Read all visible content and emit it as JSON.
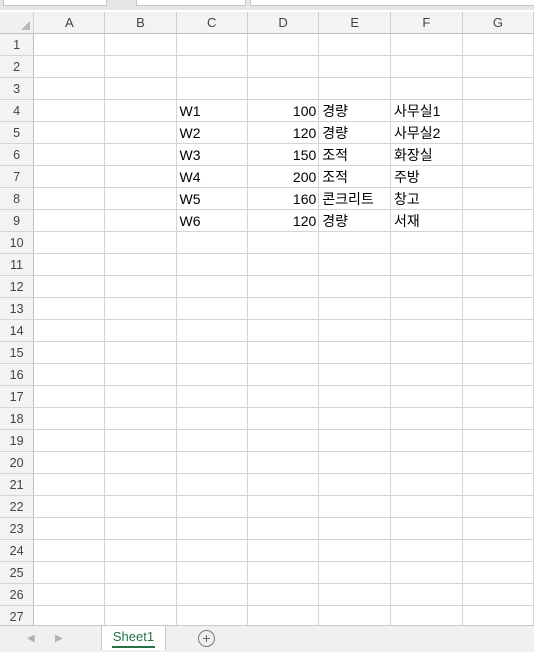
{
  "columns": [
    "A",
    "B",
    "C",
    "D",
    "E",
    "F",
    "G"
  ],
  "rows": [
    {
      "num": "1",
      "cells": [
        "",
        "",
        "",
        "",
        "",
        "",
        ""
      ]
    },
    {
      "num": "2",
      "cells": [
        "",
        "",
        "",
        "",
        "",
        "",
        ""
      ]
    },
    {
      "num": "3",
      "cells": [
        "",
        "",
        "",
        "",
        "",
        "",
        ""
      ]
    },
    {
      "num": "4",
      "cells": [
        "",
        "",
        "W1",
        "100",
        "경량",
        "사무실1",
        ""
      ]
    },
    {
      "num": "5",
      "cells": [
        "",
        "",
        "W2",
        "120",
        "경량",
        "사무실2",
        ""
      ]
    },
    {
      "num": "6",
      "cells": [
        "",
        "",
        "W3",
        "150",
        "조적",
        "화장실",
        ""
      ]
    },
    {
      "num": "7",
      "cells": [
        "",
        "",
        "W4",
        "200",
        "조적",
        "주방",
        ""
      ]
    },
    {
      "num": "8",
      "cells": [
        "",
        "",
        "W5",
        "160",
        "콘크리트",
        "창고",
        ""
      ]
    },
    {
      "num": "9",
      "cells": [
        "",
        "",
        "W6",
        "120",
        "경량",
        "서재",
        ""
      ]
    },
    {
      "num": "10",
      "cells": [
        "",
        "",
        "",
        "",
        "",
        "",
        ""
      ]
    },
    {
      "num": "11",
      "cells": [
        "",
        "",
        "",
        "",
        "",
        "",
        ""
      ]
    },
    {
      "num": "12",
      "cells": [
        "",
        "",
        "",
        "",
        "",
        "",
        ""
      ]
    },
    {
      "num": "13",
      "cells": [
        "",
        "",
        "",
        "",
        "",
        "",
        ""
      ]
    },
    {
      "num": "14",
      "cells": [
        "",
        "",
        "",
        "",
        "",
        "",
        ""
      ]
    },
    {
      "num": "15",
      "cells": [
        "",
        "",
        "",
        "",
        "",
        "",
        ""
      ]
    },
    {
      "num": "16",
      "cells": [
        "",
        "",
        "",
        "",
        "",
        "",
        ""
      ]
    },
    {
      "num": "17",
      "cells": [
        "",
        "",
        "",
        "",
        "",
        "",
        ""
      ]
    },
    {
      "num": "18",
      "cells": [
        "",
        "",
        "",
        "",
        "",
        "",
        ""
      ]
    },
    {
      "num": "19",
      "cells": [
        "",
        "",
        "",
        "",
        "",
        "",
        ""
      ]
    },
    {
      "num": "20",
      "cells": [
        "",
        "",
        "",
        "",
        "",
        "",
        ""
      ]
    },
    {
      "num": "21",
      "cells": [
        "",
        "",
        "",
        "",
        "",
        "",
        ""
      ]
    },
    {
      "num": "22",
      "cells": [
        "",
        "",
        "",
        "",
        "",
        "",
        ""
      ]
    },
    {
      "num": "23",
      "cells": [
        "",
        "",
        "",
        "",
        "",
        "",
        ""
      ]
    },
    {
      "num": "24",
      "cells": [
        "",
        "",
        "",
        "",
        "",
        "",
        ""
      ]
    },
    {
      "num": "25",
      "cells": [
        "",
        "",
        "",
        "",
        "",
        "",
        ""
      ]
    },
    {
      "num": "26",
      "cells": [
        "",
        "",
        "",
        "",
        "",
        "",
        ""
      ]
    },
    {
      "num": "27",
      "cells": [
        "",
        "",
        "",
        "",
        "",
        "",
        ""
      ]
    }
  ],
  "sheet_tabs": [
    "Sheet1"
  ],
  "colors": {
    "accent": "#217346",
    "header_bg": "#f3f3f3",
    "gridline": "#d4d4d4"
  },
  "icons": {
    "add_sheet": "plus-circle-icon",
    "nav_prev": "triangle-left-icon",
    "nav_next": "triangle-right-icon"
  }
}
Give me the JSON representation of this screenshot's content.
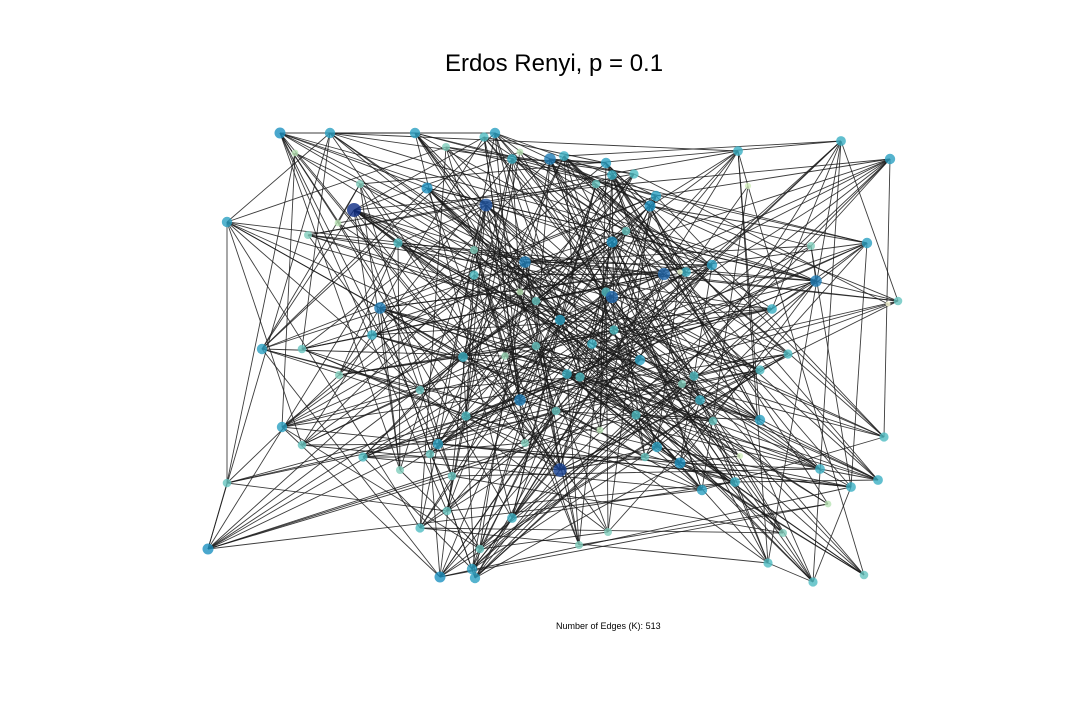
{
  "title": "Erdos Renyi, p = 0.1",
  "footer": {
    "label": "Number of Edges (K):",
    "value": "513"
  },
  "graph": {
    "model": "Erdos Renyi",
    "p": 0.1,
    "edge_count": 513,
    "node_count": 110,
    "seed": 7,
    "edge_color": "#1a1a1a",
    "node_colormap": [
      "#ffffd9",
      "#c7e9b4",
      "#7fcdbb",
      "#41b6c4",
      "#1d91c0",
      "#225ea8",
      "#0c2c84"
    ]
  }
}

++++++++++++++++++++

▸ **The problem**: Report how many lines of the records above contain the word "Erdos", and give only that number.

▸ **Task solution**: 2